▸ **Goal 1**: Output the passage of the TensorBay glossary between "Each commit has" and "a fusion dataset.", inclusive, copying it word for word.

▸ **Document section**:
Glossary

accesskey

An accesskey is an access credential for identification when using TensorBay to operate on your dataset.

To obtain an accesskey, log in to Graviti AI Service(GAS) and visit the developer page to create one.

For the usage of accesskey via Tensorbay SDK or CLI, please see SDK authorization or CLI configration.

basehead

The basehead is the string for recording the two relative versions(commits or drafts) in the format of “base…head”.

The basehead param is comprised of two parts: base and head. Both must be revision or draft number in dataset. The terms “head” and “base” are used as they normally are in Git.

The head is the version which changes are on. The base is the version of which these changes are based.

branch

Similar to git, a branch is a lightweight pointer to one of the commits.

Every time a commit is submitted, the main branch pointer moves forward automatically to the latest commit.

commit

Similar with Git, a commit is a version of a dataset, which contains the changes compared with the former commit.

Each commit has a unique commit ID, which is a uuid in a 36-byte hexadecimal string. A certain commit of a dataset can be accessed by passing the corresponding commit ID or other forms of revision.

A commit is readable, but is not writable. Thus, only read operations such as getting catalog, files and labels are allowed. To change a dataset, please create a new commit. See draft for details.

On the other hand, “commit” also represents the action to save the changes inside a draft into a commit.

continuity

Continuity is a characteristic to describe the data within a dataset or a fusion dataset.

▸ **Goal 2**: Return the rows below between the lines holding "drop-slot[interactable] [565,341,643,378]" and "word-tile[interactable]: cabían [154,392,235,428]", inclusive, reproducing each line unchanged and nothing else.

▸ **Given records**:
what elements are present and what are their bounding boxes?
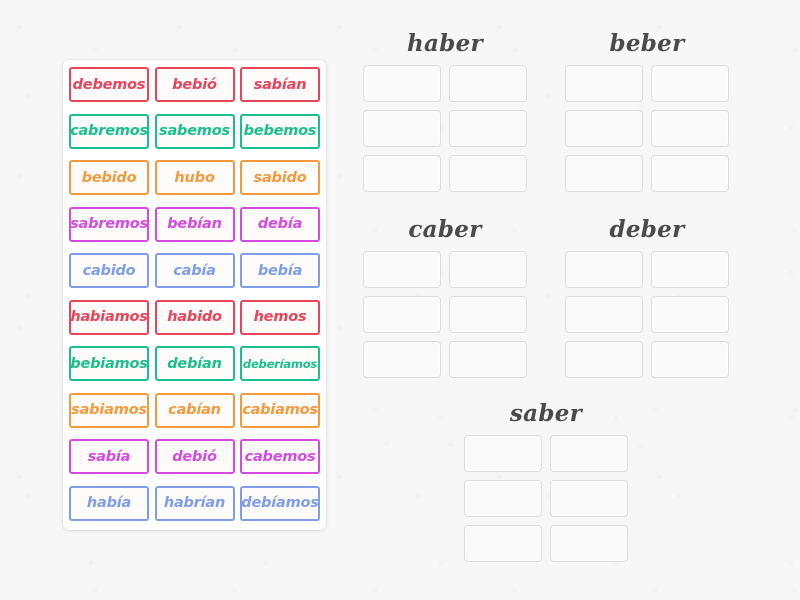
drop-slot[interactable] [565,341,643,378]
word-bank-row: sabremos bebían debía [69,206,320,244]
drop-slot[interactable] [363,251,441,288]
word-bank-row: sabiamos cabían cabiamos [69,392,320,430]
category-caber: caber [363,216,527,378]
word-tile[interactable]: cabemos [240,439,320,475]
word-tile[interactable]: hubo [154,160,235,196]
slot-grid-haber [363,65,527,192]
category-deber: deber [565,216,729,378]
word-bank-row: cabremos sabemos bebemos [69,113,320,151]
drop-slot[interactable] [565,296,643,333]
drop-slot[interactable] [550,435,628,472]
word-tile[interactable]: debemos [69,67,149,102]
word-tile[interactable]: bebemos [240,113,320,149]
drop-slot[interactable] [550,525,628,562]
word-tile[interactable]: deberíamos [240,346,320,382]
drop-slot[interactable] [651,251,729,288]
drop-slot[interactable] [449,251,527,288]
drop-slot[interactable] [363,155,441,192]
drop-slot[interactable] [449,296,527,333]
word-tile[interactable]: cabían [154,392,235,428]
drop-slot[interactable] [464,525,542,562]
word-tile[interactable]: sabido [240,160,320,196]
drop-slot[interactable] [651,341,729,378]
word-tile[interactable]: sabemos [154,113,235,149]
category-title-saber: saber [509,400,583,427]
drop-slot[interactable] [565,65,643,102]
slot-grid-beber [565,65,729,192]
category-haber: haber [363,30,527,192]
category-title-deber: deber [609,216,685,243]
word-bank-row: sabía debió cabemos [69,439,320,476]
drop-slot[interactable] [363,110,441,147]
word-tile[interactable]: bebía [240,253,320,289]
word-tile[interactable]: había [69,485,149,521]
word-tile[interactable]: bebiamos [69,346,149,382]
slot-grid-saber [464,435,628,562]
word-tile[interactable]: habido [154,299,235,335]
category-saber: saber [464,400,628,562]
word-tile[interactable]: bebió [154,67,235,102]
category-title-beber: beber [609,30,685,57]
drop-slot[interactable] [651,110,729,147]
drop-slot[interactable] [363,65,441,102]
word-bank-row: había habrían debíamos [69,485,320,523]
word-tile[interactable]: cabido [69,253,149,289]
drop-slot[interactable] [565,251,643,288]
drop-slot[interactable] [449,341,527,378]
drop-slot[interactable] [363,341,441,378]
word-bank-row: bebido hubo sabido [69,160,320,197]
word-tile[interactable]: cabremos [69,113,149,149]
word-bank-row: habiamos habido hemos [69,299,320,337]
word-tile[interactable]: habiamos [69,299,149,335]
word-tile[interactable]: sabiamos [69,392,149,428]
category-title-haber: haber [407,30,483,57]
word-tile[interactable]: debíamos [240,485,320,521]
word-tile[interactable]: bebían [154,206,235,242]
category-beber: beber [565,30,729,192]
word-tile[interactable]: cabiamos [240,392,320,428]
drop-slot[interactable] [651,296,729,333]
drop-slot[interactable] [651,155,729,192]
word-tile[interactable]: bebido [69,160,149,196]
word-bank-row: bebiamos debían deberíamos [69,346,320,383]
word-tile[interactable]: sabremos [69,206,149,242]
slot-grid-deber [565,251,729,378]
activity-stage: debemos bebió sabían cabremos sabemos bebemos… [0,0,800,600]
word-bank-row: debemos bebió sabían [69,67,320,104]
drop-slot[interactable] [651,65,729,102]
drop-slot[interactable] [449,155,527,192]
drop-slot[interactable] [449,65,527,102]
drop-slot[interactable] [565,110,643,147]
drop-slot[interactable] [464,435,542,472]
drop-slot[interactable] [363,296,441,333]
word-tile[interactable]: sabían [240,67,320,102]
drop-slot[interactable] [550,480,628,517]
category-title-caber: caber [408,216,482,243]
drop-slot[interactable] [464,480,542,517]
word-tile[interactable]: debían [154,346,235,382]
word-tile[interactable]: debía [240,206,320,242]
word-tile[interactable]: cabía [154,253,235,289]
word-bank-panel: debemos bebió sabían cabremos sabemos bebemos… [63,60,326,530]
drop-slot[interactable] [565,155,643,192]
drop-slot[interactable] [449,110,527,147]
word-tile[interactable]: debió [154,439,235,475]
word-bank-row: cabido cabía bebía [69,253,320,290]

▸ **Task answer 1**:
Each commit has a unique commit ID, which is a uuid in a 36-byte hexadecimal string. A certain commit of a dataset can be accessed by passing the corresponding commit ID or other forms of revision.

A commit is readable, but is not writable. Thus, only read operations such as getting catalog, files and labels are allowed. To change a dataset, please create a new commit. See draft for details.

On the other hand, “commit” also represents the action to save the changes inside a draft into a commit.

continuity

Continuity is a characteristic to describe the data within a dataset or a fusion dataset.

▸ **Task answer 2**:
drop-slot[interactable] [565,341,643,378]
word-bank-row: sabremos bebían debía [69,206,320,244]
drop-slot[interactable] [363,251,441,288]
word-bank-row: sabiamos cabían cabiamos [69,392,320,430]
category-caber: caber [363,216,527,378]
word-tile[interactable]: cabemos [240,439,320,475]
word-tile[interactable]: hubo [154,160,235,196]
slot-grid-haber [363,65,527,192]
category-deber: deber [565,216,729,378]
word-bank-row: cabremos sabemos bebemos [69,113,320,151]
drop-slot[interactable] [565,296,643,333]
drop-slot[interactable] [550,435,628,472]
word-tile[interactable]: debemos [69,67,149,102]
word-tile[interactable]: bebemos [240,113,320,149]
drop-slot[interactable] [550,525,628,562]
word-tile[interactable]: deberíamos [240,346,320,382]
drop-slot[interactable] [651,251,729,288]
drop-slot[interactable] [449,251,527,288]
drop-slot[interactable] [363,155,441,192]
drop-slot[interactable] [449,296,527,333]
word-tile[interactable]: cabían [154,392,235,428]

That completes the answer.